Dataset entries:
* * * * *

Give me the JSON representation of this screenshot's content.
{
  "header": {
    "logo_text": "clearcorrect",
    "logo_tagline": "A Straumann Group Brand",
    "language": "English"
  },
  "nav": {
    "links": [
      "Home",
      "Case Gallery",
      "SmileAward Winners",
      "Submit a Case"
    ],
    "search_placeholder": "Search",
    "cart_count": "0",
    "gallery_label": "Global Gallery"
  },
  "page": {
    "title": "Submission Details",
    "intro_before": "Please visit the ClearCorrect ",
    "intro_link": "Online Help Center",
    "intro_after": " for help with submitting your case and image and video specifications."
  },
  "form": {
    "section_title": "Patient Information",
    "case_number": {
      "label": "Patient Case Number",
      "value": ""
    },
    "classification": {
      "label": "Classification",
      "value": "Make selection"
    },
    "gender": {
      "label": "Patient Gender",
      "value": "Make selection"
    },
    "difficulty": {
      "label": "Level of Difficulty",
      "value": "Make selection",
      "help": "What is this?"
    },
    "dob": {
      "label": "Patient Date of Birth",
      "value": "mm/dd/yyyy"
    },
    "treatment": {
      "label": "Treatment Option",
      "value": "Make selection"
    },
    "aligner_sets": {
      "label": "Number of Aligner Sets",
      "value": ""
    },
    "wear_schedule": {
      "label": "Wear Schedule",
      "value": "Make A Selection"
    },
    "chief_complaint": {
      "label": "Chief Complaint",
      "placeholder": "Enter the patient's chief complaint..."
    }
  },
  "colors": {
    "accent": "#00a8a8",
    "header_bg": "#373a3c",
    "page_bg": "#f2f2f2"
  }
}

* * * * *

**SET PROBLEM:** The entries above must be returned exactly.

**RESPONSE:**
Give me the JSON representation of this screenshot's content.
{
  "header": {
    "logo_text": "clearcorrect",
    "logo_tagline": "A Straumann Group Brand",
    "language": "English"
  },
  "nav": {
    "links": [
      "Home",
      "Case Gallery",
      "SmileAward Winners",
      "Submit a Case"
    ],
    "search_placeholder": "Search",
    "cart_count": "0",
    "gallery_label": "Global Gallery"
  },
  "page": {
    "title": "Submission Details",
    "intro_before": "Please visit the ClearCorrect ",
    "intro_link": "Online Help Center",
    "intro_after": " for help with submitting your case and image and video specifications."
  },
  "form": {
    "section_title": "Patient Information",
    "case_number": {
      "label": "Patient Case Number",
      "value": ""
    },
    "classification": {
      "label": "Classification",
      "value": "Make selection"
    },
    "gender": {
      "label": "Patient Gender",
      "value": "Make selection"
    },
    "difficulty": {
      "label": "Level of Difficulty",
      "value": "Make selection",
      "help": "What is this?"
    },
    "dob": {
      "label": "Patient Date of Birth",
      "value": "mm/dd/yyyy"
    },
    "treatment": {
      "label": "Treatment Option",
      "value": "Make selection"
    },
    "aligner_sets": {
      "label": "Number of Aligner Sets",
      "value": ""
    },
    "wear_schedule": {
      "label": "Wear Schedule",
      "value": "Make A Selection"
    },
    "chief_complaint": {
      "label": "Chief Complaint",
      "placeholder": "Enter the patient's chief complaint..."
    }
  },
  "colors": {
    "accent": "#00a8a8",
    "header_bg": "#373a3c",
    "page_bg": "#f2f2f2"
  }
}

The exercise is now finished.